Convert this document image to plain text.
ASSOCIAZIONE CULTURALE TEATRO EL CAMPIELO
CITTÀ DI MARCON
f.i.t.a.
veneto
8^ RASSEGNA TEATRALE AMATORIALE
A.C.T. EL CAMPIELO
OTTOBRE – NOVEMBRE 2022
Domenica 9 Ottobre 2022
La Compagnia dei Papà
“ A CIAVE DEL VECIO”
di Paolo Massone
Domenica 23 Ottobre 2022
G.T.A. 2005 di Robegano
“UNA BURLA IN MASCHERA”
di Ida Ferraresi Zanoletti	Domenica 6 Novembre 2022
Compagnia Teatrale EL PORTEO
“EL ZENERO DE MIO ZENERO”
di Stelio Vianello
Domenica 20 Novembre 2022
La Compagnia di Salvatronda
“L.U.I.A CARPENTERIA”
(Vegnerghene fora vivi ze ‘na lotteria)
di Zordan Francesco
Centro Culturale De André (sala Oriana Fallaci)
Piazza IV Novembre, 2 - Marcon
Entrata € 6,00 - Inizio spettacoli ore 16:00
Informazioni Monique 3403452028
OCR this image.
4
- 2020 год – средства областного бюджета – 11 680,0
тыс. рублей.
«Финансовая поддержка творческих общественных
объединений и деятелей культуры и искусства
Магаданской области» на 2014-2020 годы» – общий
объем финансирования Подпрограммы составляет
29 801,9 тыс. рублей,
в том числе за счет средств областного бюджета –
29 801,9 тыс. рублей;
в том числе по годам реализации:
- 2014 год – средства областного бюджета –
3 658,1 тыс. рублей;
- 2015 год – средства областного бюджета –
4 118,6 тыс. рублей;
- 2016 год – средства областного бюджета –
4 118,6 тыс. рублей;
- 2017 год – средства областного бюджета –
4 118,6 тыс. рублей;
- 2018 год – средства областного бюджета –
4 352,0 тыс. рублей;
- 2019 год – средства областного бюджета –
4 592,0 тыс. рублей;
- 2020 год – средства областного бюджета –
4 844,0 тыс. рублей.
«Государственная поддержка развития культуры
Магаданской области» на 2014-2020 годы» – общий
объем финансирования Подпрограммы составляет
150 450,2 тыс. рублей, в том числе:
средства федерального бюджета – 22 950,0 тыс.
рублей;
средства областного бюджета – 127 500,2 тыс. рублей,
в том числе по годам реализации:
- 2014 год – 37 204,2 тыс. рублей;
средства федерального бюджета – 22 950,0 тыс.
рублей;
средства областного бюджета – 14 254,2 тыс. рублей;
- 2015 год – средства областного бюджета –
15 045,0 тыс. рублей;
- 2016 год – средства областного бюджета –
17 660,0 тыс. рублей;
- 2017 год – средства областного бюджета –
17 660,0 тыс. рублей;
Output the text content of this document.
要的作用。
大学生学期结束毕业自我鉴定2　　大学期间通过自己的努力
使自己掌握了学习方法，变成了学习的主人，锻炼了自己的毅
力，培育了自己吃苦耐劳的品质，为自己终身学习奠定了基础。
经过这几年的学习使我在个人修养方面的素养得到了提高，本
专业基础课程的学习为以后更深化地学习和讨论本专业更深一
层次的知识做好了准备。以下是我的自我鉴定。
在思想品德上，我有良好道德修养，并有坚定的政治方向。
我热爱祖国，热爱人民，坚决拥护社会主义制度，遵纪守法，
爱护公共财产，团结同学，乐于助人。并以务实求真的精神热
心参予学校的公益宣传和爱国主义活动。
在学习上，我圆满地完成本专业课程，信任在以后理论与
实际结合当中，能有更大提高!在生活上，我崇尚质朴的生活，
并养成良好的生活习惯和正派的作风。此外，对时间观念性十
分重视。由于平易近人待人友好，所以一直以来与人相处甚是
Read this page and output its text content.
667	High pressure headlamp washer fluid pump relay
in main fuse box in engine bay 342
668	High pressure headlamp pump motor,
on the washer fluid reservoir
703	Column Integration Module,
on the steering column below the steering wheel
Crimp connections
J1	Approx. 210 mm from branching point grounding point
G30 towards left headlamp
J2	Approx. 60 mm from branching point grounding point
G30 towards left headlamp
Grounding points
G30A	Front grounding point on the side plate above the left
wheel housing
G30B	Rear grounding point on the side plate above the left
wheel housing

------------------------------

Repeat the listing in full, keeping every line exactly as it is.

Convert this document image to plain text.
ASSOCIAZIONE CULTURALE TEATRO EL CAMPIELO
CITTÀ DI MARCON
f.i.t.a.
veneto
8^ RASSEGNA TEATRALE AMATORIALE
A.C.T. EL CAMPIELO
OTTOBRE – NOVEMBRE 2022
Domenica 9 Ottobre 2022
La Compagnia dei Papà
“ A CIAVE DEL VECIO”
di Paolo Massone
Domenica 23 Ottobre 2022
G.T.A. 2005 di Robegano
“UNA BURLA IN MASCHERA”
di Ida Ferraresi Zanoletti	Domenica 6 Novembre 2022
Compagnia Teatrale EL PORTEO
“EL ZENERO DE MIO ZENERO”
di Stelio Vianello
Domenica 20 Novembre 2022
La Compagnia di Salvatronda
“L.U.I.A CARPENTERIA”
(Vegnerghene fora vivi ze ‘na lotteria)
di Zordan Francesco
Centro Culturale De André (sala Oriana Fallaci)
Piazza IV Novembre, 2 - Marcon
Entrata € 6,00 - Inizio spettacoli ore 16:00
Informazioni Monique 3403452028
OCR this image.
4
- 2020 год – средства областного бюджета – 11 680,0
тыс. рублей.
«Финансовая поддержка творческих общественных
объединений и деятелей культуры и искусства
Магаданской области» на 2014-2020 годы» – общий
объем финансирования Подпрограммы составляет
29 801,9 тыс. рублей,
в том числе за счет средств областного бюджета –
29 801,9 тыс. рублей;
в том числе по годам реализации:
- 2014 год – средства областного бюджета –
3 658,1 тыс. рублей;
- 2015 год – средства областного бюджета –
4 118,6 тыс. рублей;
- 2016 год – средства областного бюджета –
4 118,6 тыс. рублей;
- 2017 год – средства областного бюджета –
4 118,6 тыс. рублей;
- 2018 год – средства областного бюджета –
4 352,0 тыс. рублей;
- 2019 год – средства областного бюджета –
4 592,0 тыс. рублей;
- 2020 год – средства областного бюджета –
4 844,0 тыс. рублей.
«Государственная поддержка развития культуры
Магаданской области» на 2014-2020 годы» – общий
объем финансирования Подпрограммы составляет
150 450,2 тыс. рублей, в том числе:
средства федерального бюджета – 22 950,0 тыс.
рублей;
средства областного бюджета – 127 500,2 тыс. рублей,
в том числе по годам реализации:
- 2014 год – 37 204,2 тыс. рублей;
средства федерального бюджета – 22 950,0 тыс.
рублей;
средства областного бюджета – 14 254,2 тыс. рублей;
- 2015 год – средства областного бюджета –
15 045,0 тыс. рублей;
- 2016 год – средства областного бюджета –
17 660,0 тыс. рублей;
- 2017 год – средства областного бюджета –
17 660,0 тыс. рублей;
Output the text content of this document.
要的作用。
大学生学期结束毕业自我鉴定2　　大学期间通过自己的努力
使自己掌握了学习方法，变成了学习的主人，锻炼了自己的毅
力，培育了自己吃苦耐劳的品质，为自己终身学习奠定了基础。
经过这几年的学习使我在个人修养方面的素养得到了提高，本
专业基础课程的学习为以后更深化地学习和讨论本专业更深一
层次的知识做好了准备。以下是我的自我鉴定。
在思想品德上，我有良好道德修养，并有坚定的政治方向。
我热爱祖国，热爱人民，坚决拥护社会主义制度，遵纪守法，
爱护公共财产，团结同学，乐于助人。并以务实求真的精神热
心参予学校的公益宣传和爱国主义活动。
在学习上，我圆满地完成本专业课程，信任在以后理论与
实际结合当中，能有更大提高!在生活上，我崇尚质朴的生活，
并养成良好的生活习惯和正派的作风。此外，对时间观念性十
分重视。由于平易近人待人友好，所以一直以来与人相处甚是
Read this page and output its text content.
667	High pressure headlamp washer fluid pump relay
in main fuse box in engine bay 342
668	High pressure headlamp pump motor,
on the washer fluid reservoir
703	Column Integration Module,
on the steering column below the steering wheel
Crimp connections
J1	Approx. 210 mm from branching point grounding point
G30 towards left headlamp
J2	Approx. 60 mm from branching point grounding point
G30 towards left headlamp
Grounding points
G30A	Front grounding point on the side plate above the left
wheel housing
G30B	Rear grounding point on the side plate above the left
wheel housing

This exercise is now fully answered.